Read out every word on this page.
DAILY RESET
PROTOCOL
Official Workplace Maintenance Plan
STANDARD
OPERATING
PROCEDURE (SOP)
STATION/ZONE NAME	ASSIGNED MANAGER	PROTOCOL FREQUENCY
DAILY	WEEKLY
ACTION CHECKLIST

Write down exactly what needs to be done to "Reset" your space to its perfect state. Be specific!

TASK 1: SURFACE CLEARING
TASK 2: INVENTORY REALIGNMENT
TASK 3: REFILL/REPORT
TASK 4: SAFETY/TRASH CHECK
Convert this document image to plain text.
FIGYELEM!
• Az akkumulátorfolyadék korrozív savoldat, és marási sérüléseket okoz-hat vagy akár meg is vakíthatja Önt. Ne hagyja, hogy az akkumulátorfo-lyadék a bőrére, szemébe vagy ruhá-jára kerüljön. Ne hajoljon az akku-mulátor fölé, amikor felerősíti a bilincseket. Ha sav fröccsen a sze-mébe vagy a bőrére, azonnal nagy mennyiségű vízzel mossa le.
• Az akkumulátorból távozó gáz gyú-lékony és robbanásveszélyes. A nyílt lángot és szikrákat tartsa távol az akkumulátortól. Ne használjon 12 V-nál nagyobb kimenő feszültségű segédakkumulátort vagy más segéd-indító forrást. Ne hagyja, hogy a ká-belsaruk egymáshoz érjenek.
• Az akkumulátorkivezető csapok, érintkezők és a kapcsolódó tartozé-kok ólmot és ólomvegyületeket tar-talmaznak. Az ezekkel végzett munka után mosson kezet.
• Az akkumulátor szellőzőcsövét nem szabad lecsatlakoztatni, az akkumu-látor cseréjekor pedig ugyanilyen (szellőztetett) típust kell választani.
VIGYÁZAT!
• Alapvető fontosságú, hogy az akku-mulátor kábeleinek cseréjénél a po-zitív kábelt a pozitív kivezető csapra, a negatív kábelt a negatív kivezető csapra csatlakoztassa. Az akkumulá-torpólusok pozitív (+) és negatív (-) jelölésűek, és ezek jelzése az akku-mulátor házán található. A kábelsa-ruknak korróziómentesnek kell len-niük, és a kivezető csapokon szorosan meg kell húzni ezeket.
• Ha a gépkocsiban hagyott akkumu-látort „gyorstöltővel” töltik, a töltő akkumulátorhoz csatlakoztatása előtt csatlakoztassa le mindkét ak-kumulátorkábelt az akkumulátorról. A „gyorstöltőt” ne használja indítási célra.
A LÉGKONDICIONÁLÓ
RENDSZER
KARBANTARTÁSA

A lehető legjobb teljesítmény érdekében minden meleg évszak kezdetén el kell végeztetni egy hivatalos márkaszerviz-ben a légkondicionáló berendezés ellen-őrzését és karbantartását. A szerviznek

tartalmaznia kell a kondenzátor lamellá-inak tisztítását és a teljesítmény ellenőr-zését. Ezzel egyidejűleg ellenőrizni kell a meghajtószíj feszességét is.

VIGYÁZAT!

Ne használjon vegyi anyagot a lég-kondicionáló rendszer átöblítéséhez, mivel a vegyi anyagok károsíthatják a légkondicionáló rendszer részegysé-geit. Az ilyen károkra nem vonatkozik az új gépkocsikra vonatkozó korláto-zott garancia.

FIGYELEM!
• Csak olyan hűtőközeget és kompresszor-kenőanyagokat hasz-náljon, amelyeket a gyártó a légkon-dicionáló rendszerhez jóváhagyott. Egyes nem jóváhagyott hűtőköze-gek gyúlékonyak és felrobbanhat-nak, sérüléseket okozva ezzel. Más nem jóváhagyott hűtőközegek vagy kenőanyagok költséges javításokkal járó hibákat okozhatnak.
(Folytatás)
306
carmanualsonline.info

Exercise
Take the entries above and copy them out exactly.

Answer to this exercise
Read out every word on this page.
DAILY RESET
PROTOCOL
Official Workplace Maintenance Plan
STANDARD
OPERATING
PROCEDURE (SOP)
STATION/ZONE NAME	ASSIGNED MANAGER	PROTOCOL FREQUENCY
DAILY	WEEKLY
ACTION CHECKLIST

Write down exactly what needs to be done to "Reset" your space to its perfect state. Be specific!

TASK 1: SURFACE CLEARING
TASK 2: INVENTORY REALIGNMENT
TASK 3: REFILL/REPORT
TASK 4: SAFETY/TRASH CHECK
Convert this document image to plain text.
FIGYELEM!
• Az akkumulátorfolyadék korrozív savoldat, és marási sérüléseket okoz-hat vagy akár meg is vakíthatja Önt. Ne hagyja, hogy az akkumulátorfo-lyadék a bőrére, szemébe vagy ruhá-jára kerüljön. Ne hajoljon az akku-mulátor fölé, amikor felerősíti a bilincseket. Ha sav fröccsen a sze-mébe vagy a bőrére, azonnal nagy mennyiségű vízzel mossa le.
• Az akkumulátorból távozó gáz gyú-lékony és robbanásveszélyes. A nyílt lángot és szikrákat tartsa távol az akkumulátortól. Ne használjon 12 V-nál nagyobb kimenő feszültségű segédakkumulátort vagy más segéd-indító forrást. Ne hagyja, hogy a ká-belsaruk egymáshoz érjenek.
• Az akkumulátorkivezető csapok, érintkezők és a kapcsolódó tartozé-kok ólmot és ólomvegyületeket tar-talmaznak. Az ezekkel végzett munka után mosson kezet.
• Az akkumulátor szellőzőcsövét nem szabad lecsatlakoztatni, az akkumu-látor cseréjekor pedig ugyanilyen (szellőztetett) típust kell választani.
VIGYÁZAT!
• Alapvető fontosságú, hogy az akku-mulátor kábeleinek cseréjénél a po-zitív kábelt a pozitív kivezető csapra, a negatív kábelt a negatív kivezető csapra csatlakoztassa. Az akkumulá-torpólusok pozitív (+) és negatív (-) jelölésűek, és ezek jelzése az akku-mulátor házán található. A kábelsa-ruknak korróziómentesnek kell len-niük, és a kivezető csapokon szorosan meg kell húzni ezeket.
• Ha a gépkocsiban hagyott akkumu-látort „gyorstöltővel” töltik, a töltő akkumulátorhoz csatlakoztatása előtt csatlakoztassa le mindkét ak-kumulátorkábelt az akkumulátorról. A „gyorstöltőt” ne használja indítási célra.
A LÉGKONDICIONÁLÓ
RENDSZER
KARBANTARTÁSA

A lehető legjobb teljesítmény érdekében minden meleg évszak kezdetén el kell végeztetni egy hivatalos márkaszerviz-ben a légkondicionáló berendezés ellen-őrzését és karbantartását. A szerviznek

tartalmaznia kell a kondenzátor lamellá-inak tisztítását és a teljesítmény ellenőr-zését. Ezzel egyidejűleg ellenőrizni kell a meghajtószíj feszességét is.

VIGYÁZAT!

Ne használjon vegyi anyagot a lég-kondicionáló rendszer átöblítéséhez, mivel a vegyi anyagok károsíthatják a légkondicionáló rendszer részegysé-geit. Az ilyen károkra nem vonatkozik az új gépkocsikra vonatkozó korláto-zott garancia.

FIGYELEM!
• Csak olyan hűtőközeget és kompresszor-kenőanyagokat hasz-náljon, amelyeket a gyártó a légkon-dicionáló rendszerhez jóváhagyott. Egyes nem jóváhagyott hűtőköze-gek gyúlékonyak és felrobbanhat-nak, sérüléseket okozva ezzel. Más nem jóváhagyott hűtőközegek vagy kenőanyagok költséges javításokkal járó hibákat okozhatnak.
(Folytatás)
306
carmanualsonline.info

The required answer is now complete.